=== Given data ===
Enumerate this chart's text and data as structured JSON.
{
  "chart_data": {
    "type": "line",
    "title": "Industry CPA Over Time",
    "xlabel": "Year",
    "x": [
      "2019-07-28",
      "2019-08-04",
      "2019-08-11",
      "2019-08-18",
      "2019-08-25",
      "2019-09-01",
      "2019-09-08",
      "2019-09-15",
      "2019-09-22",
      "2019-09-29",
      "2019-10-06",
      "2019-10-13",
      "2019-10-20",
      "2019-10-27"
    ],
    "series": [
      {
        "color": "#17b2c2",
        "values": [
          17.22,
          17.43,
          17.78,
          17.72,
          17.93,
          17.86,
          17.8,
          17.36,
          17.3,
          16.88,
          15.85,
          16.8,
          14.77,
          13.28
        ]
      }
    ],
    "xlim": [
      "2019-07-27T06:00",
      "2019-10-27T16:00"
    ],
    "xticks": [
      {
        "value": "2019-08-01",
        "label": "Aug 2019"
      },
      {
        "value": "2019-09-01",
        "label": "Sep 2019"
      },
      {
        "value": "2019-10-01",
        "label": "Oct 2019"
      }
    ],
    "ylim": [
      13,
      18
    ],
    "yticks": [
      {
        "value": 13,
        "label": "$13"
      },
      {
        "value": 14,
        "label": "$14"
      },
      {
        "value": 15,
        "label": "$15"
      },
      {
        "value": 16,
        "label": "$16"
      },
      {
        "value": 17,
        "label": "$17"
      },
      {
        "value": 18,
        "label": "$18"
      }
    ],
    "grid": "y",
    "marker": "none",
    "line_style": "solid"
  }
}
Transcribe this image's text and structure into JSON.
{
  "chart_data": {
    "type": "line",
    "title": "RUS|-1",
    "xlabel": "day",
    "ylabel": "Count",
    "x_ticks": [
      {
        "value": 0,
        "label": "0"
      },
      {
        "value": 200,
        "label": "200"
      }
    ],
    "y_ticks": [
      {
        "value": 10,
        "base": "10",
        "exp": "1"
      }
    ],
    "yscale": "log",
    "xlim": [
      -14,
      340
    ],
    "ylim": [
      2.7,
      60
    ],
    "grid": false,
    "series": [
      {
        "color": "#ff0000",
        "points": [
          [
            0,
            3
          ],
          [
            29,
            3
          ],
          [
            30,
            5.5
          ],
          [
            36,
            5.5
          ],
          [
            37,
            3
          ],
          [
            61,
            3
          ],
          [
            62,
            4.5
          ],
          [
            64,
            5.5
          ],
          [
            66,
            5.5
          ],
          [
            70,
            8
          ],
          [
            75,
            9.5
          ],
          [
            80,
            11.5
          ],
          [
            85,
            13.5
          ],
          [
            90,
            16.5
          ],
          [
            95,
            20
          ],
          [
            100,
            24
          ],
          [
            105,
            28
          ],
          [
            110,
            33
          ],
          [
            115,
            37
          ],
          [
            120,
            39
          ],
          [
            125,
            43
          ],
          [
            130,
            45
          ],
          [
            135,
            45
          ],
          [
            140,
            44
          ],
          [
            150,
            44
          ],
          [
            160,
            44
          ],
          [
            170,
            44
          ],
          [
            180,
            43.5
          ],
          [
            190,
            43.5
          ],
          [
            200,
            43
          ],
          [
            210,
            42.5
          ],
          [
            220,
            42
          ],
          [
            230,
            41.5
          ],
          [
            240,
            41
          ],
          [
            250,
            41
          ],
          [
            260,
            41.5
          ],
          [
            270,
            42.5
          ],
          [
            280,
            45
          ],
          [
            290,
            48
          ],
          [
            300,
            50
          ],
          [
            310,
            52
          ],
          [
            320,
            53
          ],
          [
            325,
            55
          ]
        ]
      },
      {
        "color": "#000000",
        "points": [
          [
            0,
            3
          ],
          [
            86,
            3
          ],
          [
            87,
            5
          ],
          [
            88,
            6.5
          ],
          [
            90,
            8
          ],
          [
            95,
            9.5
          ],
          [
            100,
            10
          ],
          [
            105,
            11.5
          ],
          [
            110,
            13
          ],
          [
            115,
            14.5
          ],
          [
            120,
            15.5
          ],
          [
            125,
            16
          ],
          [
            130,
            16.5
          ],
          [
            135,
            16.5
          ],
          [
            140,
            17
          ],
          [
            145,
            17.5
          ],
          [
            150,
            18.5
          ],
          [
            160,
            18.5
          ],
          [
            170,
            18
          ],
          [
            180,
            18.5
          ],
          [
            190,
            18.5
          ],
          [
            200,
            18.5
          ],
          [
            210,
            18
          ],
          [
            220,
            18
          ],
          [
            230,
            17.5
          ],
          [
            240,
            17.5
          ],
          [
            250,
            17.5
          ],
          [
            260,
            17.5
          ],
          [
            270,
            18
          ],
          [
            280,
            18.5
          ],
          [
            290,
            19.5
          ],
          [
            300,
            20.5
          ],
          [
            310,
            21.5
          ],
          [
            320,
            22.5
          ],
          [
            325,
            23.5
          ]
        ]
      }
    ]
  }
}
===
Transcribe all lines as written.

Answer for this exercise:
Enumerate this chart's text and data as structured JSON.
{
  "chart_data": {
    "type": "line",
    "title": "Industry CPA Over Time",
    "xlabel": "Year",
    "x": [
      "2019-07-28",
      "2019-08-04",
      "2019-08-11",
      "2019-08-18",
      "2019-08-25",
      "2019-09-01",
      "2019-09-08",
      "2019-09-15",
      "2019-09-22",
      "2019-09-29",
      "2019-10-06",
      "2019-10-13",
      "2019-10-20",
      "2019-10-27"
    ],
    "series": [
      {
        "color": "#17b2c2",
        "values": [
          17.22,
          17.43,
          17.78,
          17.72,
          17.93,
          17.86,
          17.8,
          17.36,
          17.3,
          16.88,
          15.85,
          16.8,
          14.77,
          13.28
        ]
      }
    ],
    "xlim": [
      "2019-07-27T06:00",
      "2019-10-27T16:00"
    ],
    "xticks": [
      {
        "value": "2019-08-01",
        "label": "Aug 2019"
      },
      {
        "value": "2019-09-01",
        "label": "Sep 2019"
      },
      {
        "value": "2019-10-01",
        "label": "Oct 2019"
      }
    ],
    "ylim": [
      13,
      18
    ],
    "yticks": [
      {
        "value": 13,
        "label": "$13"
      },
      {
        "value": 14,
        "label": "$14"
      },
      {
        "value": 15,
        "label": "$15"
      },
      {
        "value": 16,
        "label": "$16"
      },
      {
        "value": 17,
        "label": "$17"
      },
      {
        "value": 18,
        "label": "$18"
      }
    ],
    "grid": "y",
    "marker": "none",
    "line_style": "solid"
  }
}
Transcribe this image's text and structure into JSON.
{
  "chart_data": {
    "type": "line",
    "title": "RUS|-1",
    "xlabel": "day",
    "ylabel": "Count",
    "x_ticks": [
      {
        "value": 0,
        "label": "0"
      },
      {
        "value": 200,
        "label": "200"
      }
    ],
    "y_ticks": [
      {
        "value": 10,
        "base": "10",
        "exp": "1"
      }
    ],
    "yscale": "log",
    "xlim": [
      -14,
      340
    ],
    "ylim": [
      2.7,
      60
    ],
    "grid": false,
    "series": [
      {
        "color": "#ff0000",
        "points": [
          [
            0,
            3
          ],
          [
            29,
            3
          ],
          [
            30,
            5.5
          ],
          [
            36,
            5.5
          ],
          [
            37,
            3
          ],
          [
            61,
            3
          ],
          [
            62,
            4.5
          ],
          [
            64,
            5.5
          ],
          [
            66,
            5.5
          ],
          [
            70,
            8
          ],
          [
            75,
            9.5
          ],
          [
            80,
            11.5
          ],
          [
            85,
            13.5
          ],
          [
            90,
            16.5
          ],
          [
            95,
            20
          ],
          [
            100,
            24
          ],
          [
            105,
            28
          ],
          [
            110,
            33
          ],
          [
            115,
            37
          ],
          [
            120,
            39
          ],
          [
            125,
            43
          ],
          [
            130,
            45
          ],
          [
            135,
            45
          ],
          [
            140,
            44
          ],
          [
            150,
            44
          ],
          [
            160,
            44
          ],
          [
            170,
            44
          ],
          [
            180,
            43.5
          ],
          [
            190,
            43.5
          ],
          [
            200,
            43
          ],
          [
            210,
            42.5
          ],
          [
            220,
            42
          ],
          [
            230,
            41.5
          ],
          [
            240,
            41
          ],
          [
            250,
            41
          ],
          [
            260,
            41.5
          ],
          [
            270,
            42.5
          ],
          [
            280,
            45
          ],
          [
            290,
            48
          ],
          [
            300,
            50
          ],
          [
            310,
            52
          ],
          [
            320,
            53
          ],
          [
            325,
            55
          ]
        ]
      },
      {
        "color": "#000000",
        "points": [
          [
            0,
            3
          ],
          [
            86,
            3
          ],
          [
            87,
            5
          ],
          [
            88,
            6.5
          ],
          [
            90,
            8
          ],
          [
            95,
            9.5
          ],
          [
            100,
            10
          ],
          [
            105,
            11.5
          ],
          [
            110,
            13
          ],
          [
            115,
            14.5
          ],
          [
            120,
            15.5
          ],
          [
            125,
            16
          ],
          [
            130,
            16.5
          ],
          [
            135,
            16.5
          ],
          [
            140,
            17
          ],
          [
            145,
            17.5
          ],
          [
            150,
            18.5
          ],
          [
            160,
            18.5
          ],
          [
            170,
            18
          ],
          [
            180,
            18.5
          ],
          [
            190,
            18.5
          ],
          [
            200,
            18.5
          ],
          [
            210,
            18
          ],
          [
            220,
            18
          ],
          [
            230,
            17.5
          ],
          [
            240,
            17.5
          ],
          [
            250,
            17.5
          ],
          [
            260,
            17.5
          ],
          [
            270,
            18
          ],
          [
            280,
            18.5
          ],
          [
            290,
            19.5
          ],
          [
            300,
            20.5
          ],
          [
            310,
            21.5
          ],
          [
            320,
            22.5
          ],
          [
            325,
            23.5
          ]
        ]
      }
    ]
  }
}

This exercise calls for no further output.